Work required = Please output exactly the run of lines that starts at the line with "What does this" and ends at the last line of the records below.

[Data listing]

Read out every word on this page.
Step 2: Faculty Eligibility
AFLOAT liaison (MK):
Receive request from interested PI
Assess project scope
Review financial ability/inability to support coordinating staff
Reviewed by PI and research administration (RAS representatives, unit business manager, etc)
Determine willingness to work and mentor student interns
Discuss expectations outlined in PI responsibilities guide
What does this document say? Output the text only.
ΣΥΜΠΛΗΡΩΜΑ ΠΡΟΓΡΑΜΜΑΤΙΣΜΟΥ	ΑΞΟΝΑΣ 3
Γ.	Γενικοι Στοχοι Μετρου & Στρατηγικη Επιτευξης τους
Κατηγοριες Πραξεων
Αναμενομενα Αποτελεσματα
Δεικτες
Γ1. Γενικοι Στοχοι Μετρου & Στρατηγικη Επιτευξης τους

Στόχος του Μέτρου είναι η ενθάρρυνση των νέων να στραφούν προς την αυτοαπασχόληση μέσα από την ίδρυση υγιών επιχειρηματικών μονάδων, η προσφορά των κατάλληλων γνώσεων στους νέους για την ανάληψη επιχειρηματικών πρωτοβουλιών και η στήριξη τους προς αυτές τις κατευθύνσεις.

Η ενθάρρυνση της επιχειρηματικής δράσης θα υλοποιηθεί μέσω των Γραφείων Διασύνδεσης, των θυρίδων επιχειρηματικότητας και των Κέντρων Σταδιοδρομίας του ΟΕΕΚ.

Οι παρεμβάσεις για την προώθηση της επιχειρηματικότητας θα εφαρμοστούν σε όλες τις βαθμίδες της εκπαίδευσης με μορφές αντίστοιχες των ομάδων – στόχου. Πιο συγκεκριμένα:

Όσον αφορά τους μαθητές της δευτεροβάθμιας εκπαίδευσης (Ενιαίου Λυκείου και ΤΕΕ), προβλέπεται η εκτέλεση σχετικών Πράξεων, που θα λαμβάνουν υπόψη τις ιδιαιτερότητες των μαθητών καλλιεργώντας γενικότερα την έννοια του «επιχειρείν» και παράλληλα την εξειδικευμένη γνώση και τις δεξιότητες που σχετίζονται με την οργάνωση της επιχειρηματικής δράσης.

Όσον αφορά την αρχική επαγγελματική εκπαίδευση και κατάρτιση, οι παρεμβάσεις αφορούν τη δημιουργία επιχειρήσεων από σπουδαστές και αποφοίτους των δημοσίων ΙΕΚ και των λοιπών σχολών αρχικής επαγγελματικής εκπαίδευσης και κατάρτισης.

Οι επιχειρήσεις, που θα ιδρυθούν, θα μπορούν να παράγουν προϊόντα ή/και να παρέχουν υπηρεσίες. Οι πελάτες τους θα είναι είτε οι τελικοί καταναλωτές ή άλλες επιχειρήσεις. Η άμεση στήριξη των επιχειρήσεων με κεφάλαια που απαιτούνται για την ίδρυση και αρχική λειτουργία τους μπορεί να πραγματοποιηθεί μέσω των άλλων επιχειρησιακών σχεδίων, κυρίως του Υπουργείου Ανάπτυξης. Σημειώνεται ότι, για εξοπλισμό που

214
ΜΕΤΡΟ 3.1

Full output =
What does this document say? Output the text only.
ΣΥΜΠΛΗΡΩΜΑ ΠΡΟΓΡΑΜΜΑΤΙΣΜΟΥ	ΑΞΟΝΑΣ 3
Γ.	Γενικοι Στοχοι Μετρου & Στρατηγικη Επιτευξης τους
Κατηγοριες Πραξεων
Αναμενομενα Αποτελεσματα
Δεικτες
Γ1. Γενικοι Στοχοι Μετρου & Στρατηγικη Επιτευξης τους

Στόχος του Μέτρου είναι η ενθάρρυνση των νέων να στραφούν προς την αυτοαπασχόληση μέσα από την ίδρυση υγιών επιχειρηματικών μονάδων, η προσφορά των κατάλληλων γνώσεων στους νέους για την ανάληψη επιχειρηματικών πρωτοβουλιών και η στήριξη τους προς αυτές τις κατευθύνσεις.

Η ενθάρρυνση της επιχειρηματικής δράσης θα υλοποιηθεί μέσω των Γραφείων Διασύνδεσης, των θυρίδων επιχειρηματικότητας και των Κέντρων Σταδιοδρομίας του ΟΕΕΚ.

Οι παρεμβάσεις για την προώθηση της επιχειρηματικότητας θα εφαρμοστούν σε όλες τις βαθμίδες της εκπαίδευσης με μορφές αντίστοιχες των ομάδων – στόχου. Πιο συγκεκριμένα:

Όσον αφορά τους μαθητές της δευτεροβάθμιας εκπαίδευσης (Ενιαίου Λυκείου και ΤΕΕ), προβλέπεται η εκτέλεση σχετικών Πράξεων, που θα λαμβάνουν υπόψη τις ιδιαιτερότητες των μαθητών καλλιεργώντας γενικότερα την έννοια του «επιχειρείν» και παράλληλα την εξειδικευμένη γνώση και τις δεξιότητες που σχετίζονται με την οργάνωση της επιχειρηματικής δράσης.

Όσον αφορά την αρχική επαγγελματική εκπαίδευση και κατάρτιση, οι παρεμβάσεις αφορούν τη δημιουργία επιχειρήσεων από σπουδαστές και αποφοίτους των δημοσίων ΙΕΚ και των λοιπών σχολών αρχικής επαγγελματικής εκπαίδευσης και κατάρτισης.

Οι επιχειρήσεις, που θα ιδρυθούν, θα μπορούν να παράγουν προϊόντα ή/και να παρέχουν υπηρεσίες. Οι πελάτες τους θα είναι είτε οι τελικοί καταναλωτές ή άλλες επιχειρήσεις. Η άμεση στήριξη των επιχειρήσεων με κεφάλαια που απαιτούνται για την ίδρυση και αρχική λειτουργία τους μπορεί να πραγματοποιηθεί μέσω των άλλων επιχειρησιακών σχεδίων, κυρίως του Υπουργείου Ανάπτυξης. Σημειώνεται ότι, για εξοπλισμό που

214
ΜΕΤΡΟ 3.1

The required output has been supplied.